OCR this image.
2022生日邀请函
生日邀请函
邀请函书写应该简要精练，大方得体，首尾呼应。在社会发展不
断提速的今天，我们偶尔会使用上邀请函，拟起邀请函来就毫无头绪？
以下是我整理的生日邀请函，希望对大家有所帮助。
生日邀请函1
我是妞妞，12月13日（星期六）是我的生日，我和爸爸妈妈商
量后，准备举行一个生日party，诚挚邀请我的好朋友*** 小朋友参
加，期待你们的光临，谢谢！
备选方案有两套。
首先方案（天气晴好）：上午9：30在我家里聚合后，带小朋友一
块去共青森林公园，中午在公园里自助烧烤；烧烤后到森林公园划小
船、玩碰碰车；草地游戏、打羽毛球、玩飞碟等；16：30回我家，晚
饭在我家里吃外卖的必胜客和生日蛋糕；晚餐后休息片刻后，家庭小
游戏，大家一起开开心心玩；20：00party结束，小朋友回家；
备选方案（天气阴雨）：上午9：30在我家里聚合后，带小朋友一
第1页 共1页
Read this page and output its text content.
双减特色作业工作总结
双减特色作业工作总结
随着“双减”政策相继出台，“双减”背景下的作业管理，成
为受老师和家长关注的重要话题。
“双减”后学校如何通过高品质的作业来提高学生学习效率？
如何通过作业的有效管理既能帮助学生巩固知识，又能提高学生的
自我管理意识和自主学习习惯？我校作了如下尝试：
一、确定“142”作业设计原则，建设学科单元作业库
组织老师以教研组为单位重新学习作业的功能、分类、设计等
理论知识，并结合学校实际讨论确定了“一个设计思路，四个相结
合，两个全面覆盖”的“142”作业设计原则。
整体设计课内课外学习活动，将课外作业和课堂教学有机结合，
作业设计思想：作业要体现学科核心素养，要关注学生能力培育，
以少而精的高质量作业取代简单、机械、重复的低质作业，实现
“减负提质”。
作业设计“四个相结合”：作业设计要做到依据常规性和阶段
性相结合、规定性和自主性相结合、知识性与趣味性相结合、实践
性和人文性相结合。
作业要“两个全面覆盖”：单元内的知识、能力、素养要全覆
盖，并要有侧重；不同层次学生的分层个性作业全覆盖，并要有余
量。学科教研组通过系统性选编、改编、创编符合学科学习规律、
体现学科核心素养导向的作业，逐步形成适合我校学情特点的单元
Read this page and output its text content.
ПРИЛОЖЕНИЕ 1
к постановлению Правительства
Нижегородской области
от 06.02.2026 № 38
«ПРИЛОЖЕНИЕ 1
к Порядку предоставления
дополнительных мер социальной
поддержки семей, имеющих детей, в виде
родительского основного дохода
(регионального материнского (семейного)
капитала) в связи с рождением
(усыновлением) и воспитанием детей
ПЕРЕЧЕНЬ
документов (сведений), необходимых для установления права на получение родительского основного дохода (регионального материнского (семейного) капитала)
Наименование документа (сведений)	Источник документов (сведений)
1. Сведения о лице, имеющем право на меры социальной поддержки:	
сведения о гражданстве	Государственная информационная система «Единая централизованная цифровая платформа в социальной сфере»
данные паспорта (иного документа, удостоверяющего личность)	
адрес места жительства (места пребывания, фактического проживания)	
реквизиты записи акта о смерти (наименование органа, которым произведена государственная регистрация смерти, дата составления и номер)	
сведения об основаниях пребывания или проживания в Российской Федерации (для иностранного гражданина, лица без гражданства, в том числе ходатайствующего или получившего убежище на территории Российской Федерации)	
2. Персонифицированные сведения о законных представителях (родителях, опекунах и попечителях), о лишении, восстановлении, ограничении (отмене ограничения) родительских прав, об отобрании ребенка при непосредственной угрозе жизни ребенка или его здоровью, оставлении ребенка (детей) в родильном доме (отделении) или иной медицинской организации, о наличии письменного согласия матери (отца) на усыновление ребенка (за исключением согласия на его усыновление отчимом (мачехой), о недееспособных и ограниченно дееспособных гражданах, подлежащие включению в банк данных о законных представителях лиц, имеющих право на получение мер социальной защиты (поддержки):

○ ○ ○ ○ ○

= Required work =
Write every record out again, unaltered.

= Exercise result =
OCR this image.
2022生日邀请函
生日邀请函
邀请函书写应该简要精练，大方得体，首尾呼应。在社会发展不
断提速的今天，我们偶尔会使用上邀请函，拟起邀请函来就毫无头绪？
以下是我整理的生日邀请函，希望对大家有所帮助。
生日邀请函1
我是妞妞，12月13日（星期六）是我的生日，我和爸爸妈妈商
量后，准备举行一个生日party，诚挚邀请我的好朋友*** 小朋友参
加，期待你们的光临，谢谢！
备选方案有两套。
首先方案（天气晴好）：上午9：30在我家里聚合后，带小朋友一
块去共青森林公园，中午在公园里自助烧烤；烧烤后到森林公园划小
船、玩碰碰车；草地游戏、打羽毛球、玩飞碟等；16：30回我家，晚
饭在我家里吃外卖的必胜客和生日蛋糕；晚餐后休息片刻后，家庭小
游戏，大家一起开开心心玩；20：00party结束，小朋友回家；
备选方案（天气阴雨）：上午9：30在我家里聚合后，带小朋友一
第1页 共1页
Read this page and output its text content.
双减特色作业工作总结
双减特色作业工作总结
随着“双减”政策相继出台，“双减”背景下的作业管理，成
为受老师和家长关注的重要话题。
“双减”后学校如何通过高品质的作业来提高学生学习效率？
如何通过作业的有效管理既能帮助学生巩固知识，又能提高学生的
自我管理意识和自主学习习惯？我校作了如下尝试：
一、确定“142”作业设计原则，建设学科单元作业库
组织老师以教研组为单位重新学习作业的功能、分类、设计等
理论知识，并结合学校实际讨论确定了“一个设计思路，四个相结
合，两个全面覆盖”的“142”作业设计原则。
整体设计课内课外学习活动，将课外作业和课堂教学有机结合，
作业设计思想：作业要体现学科核心素养，要关注学生能力培育，
以少而精的高质量作业取代简单、机械、重复的低质作业，实现
“减负提质”。
作业设计“四个相结合”：作业设计要做到依据常规性和阶段
性相结合、规定性和自主性相结合、知识性与趣味性相结合、实践
性和人文性相结合。
作业要“两个全面覆盖”：单元内的知识、能力、素养要全覆
盖，并要有侧重；不同层次学生的分层个性作业全覆盖，并要有余
量。学科教研组通过系统性选编、改编、创编符合学科学习规律、
体现学科核心素养导向的作业，逐步形成适合我校学情特点的单元
Read this page and output its text content.
ПРИЛОЖЕНИЕ 1
к постановлению Правительства
Нижегородской области
от 06.02.2026 № 38
«ПРИЛОЖЕНИЕ 1
к Порядку предоставления
дополнительных мер социальной
поддержки семей, имеющих детей, в виде
родительского основного дохода
(регионального материнского (семейного)
капитала) в связи с рождением
(усыновлением) и воспитанием детей
ПЕРЕЧЕНЬ
документов (сведений), необходимых для установления права на получение родительского основного дохода (регионального материнского (семейного) капитала)
Наименование документа (сведений)	Источник документов (сведений)
1. Сведения о лице, имеющем право на меры социальной поддержки:	
сведения о гражданстве	Государственная информационная система «Единая централизованная цифровая платформа в социальной сфере»
данные паспорта (иного документа, удостоверяющего личность)	
адрес места жительства (места пребывания, фактического проживания)	
реквизиты записи акта о смерти (наименование органа, которым произведена государственная регистрация смерти, дата составления и номер)	
сведения об основаниях пребывания или проживания в Российской Федерации (для иностранного гражданина, лица без гражданства, в том числе ходатайствующего или получившего убежище на территории Российской Федерации)	
2. Персонифицированные сведения о законных представителях (родителях, опекунах и попечителях), о лишении, восстановлении, ограничении (отмене ограничения) родительских прав, об отобрании ребенка при непосредственной угрозе жизни ребенка или его здоровью, оставлении ребенка (детей) в родильном доме (отделении) или иной медицинской организации, о наличии письменного согласия матери (отца) на усыновление ребенка (за исключением согласия на его усыновление отчимом (мачехой), о недееспособных и ограниченно дееспособных гражданах, подлежащие включению в банк данных о законных представителях лиц, имеющих право на получение мер социальной защиты (поддержки):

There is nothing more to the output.